--- begin Records for the exercise ---
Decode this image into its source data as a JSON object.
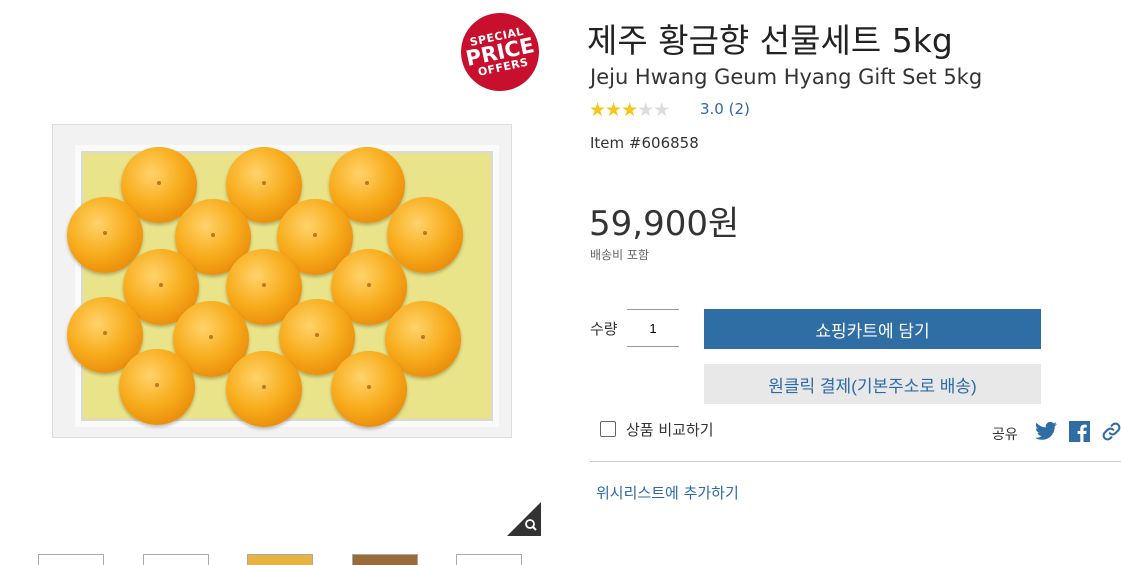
{
  "badge": {
    "line1": "SPECIAL",
    "line2": "PRICE",
    "line3": "OFFERS",
    "color": "#c8102e"
  },
  "product": {
    "title_ko": "제주 황금향 선물세트 5kg",
    "title_en": "Jeju Hwang Geum Hyang Gift Set 5kg",
    "rating_value": 3.0,
    "rating_text": "3.0",
    "review_count": "(2)",
    "item_number": "Item #606858",
    "price": "59,900원",
    "shipping_note": "배송비 포함"
  },
  "purchase": {
    "qty_label": "수량",
    "qty_value": "1",
    "add_to_cart": "쇼핑카트에 담기",
    "one_click": "원클릭 결제(기본주소로 배송)",
    "compare_label": "상품 비교하기",
    "share_label": "공유",
    "wishlist": "위시리스트에 추가하기"
  },
  "icons": {
    "zoom": "magnifier-icon",
    "twitter": "twitter-icon",
    "facebook": "facebook-icon",
    "link": "link-icon",
    "star": "star-icon"
  },
  "colors": {
    "primary": "#2f6da5",
    "link": "#2b6aa8",
    "star": "#f5c518"
  }
}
--- end Records for the exercise ---
* _Brief_
The records above should be reproduced exactly, with no pictures included.

* _Result of this task_
Decode this image into its source data as a JSON object.
{
  "badge": {
    "line1": "SPECIAL",
    "line2": "PRICE",
    "line3": "OFFERS",
    "color": "#c8102e"
  },
  "product": {
    "title_ko": "제주 황금향 선물세트 5kg",
    "title_en": "Jeju Hwang Geum Hyang Gift Set 5kg",
    "rating_value": 3.0,
    "rating_text": "3.0",
    "review_count": "(2)",
    "item_number": "Item #606858",
    "price": "59,900원",
    "shipping_note": "배송비 포함"
  },
  "purchase": {
    "qty_label": "수량",
    "qty_value": "1",
    "add_to_cart": "쇼핑카트에 담기",
    "one_click": "원클릭 결제(기본주소로 배송)",
    "compare_label": "상품 비교하기",
    "share_label": "공유",
    "wishlist": "위시리스트에 추가하기"
  },
  "icons": {
    "zoom": "magnifier-icon",
    "twitter": "twitter-icon",
    "facebook": "facebook-icon",
    "link": "link-icon",
    "star": "star-icon"
  },
  "colors": {
    "primary": "#2f6da5",
    "link": "#2b6aa8",
    "star": "#f5c518"
  }
}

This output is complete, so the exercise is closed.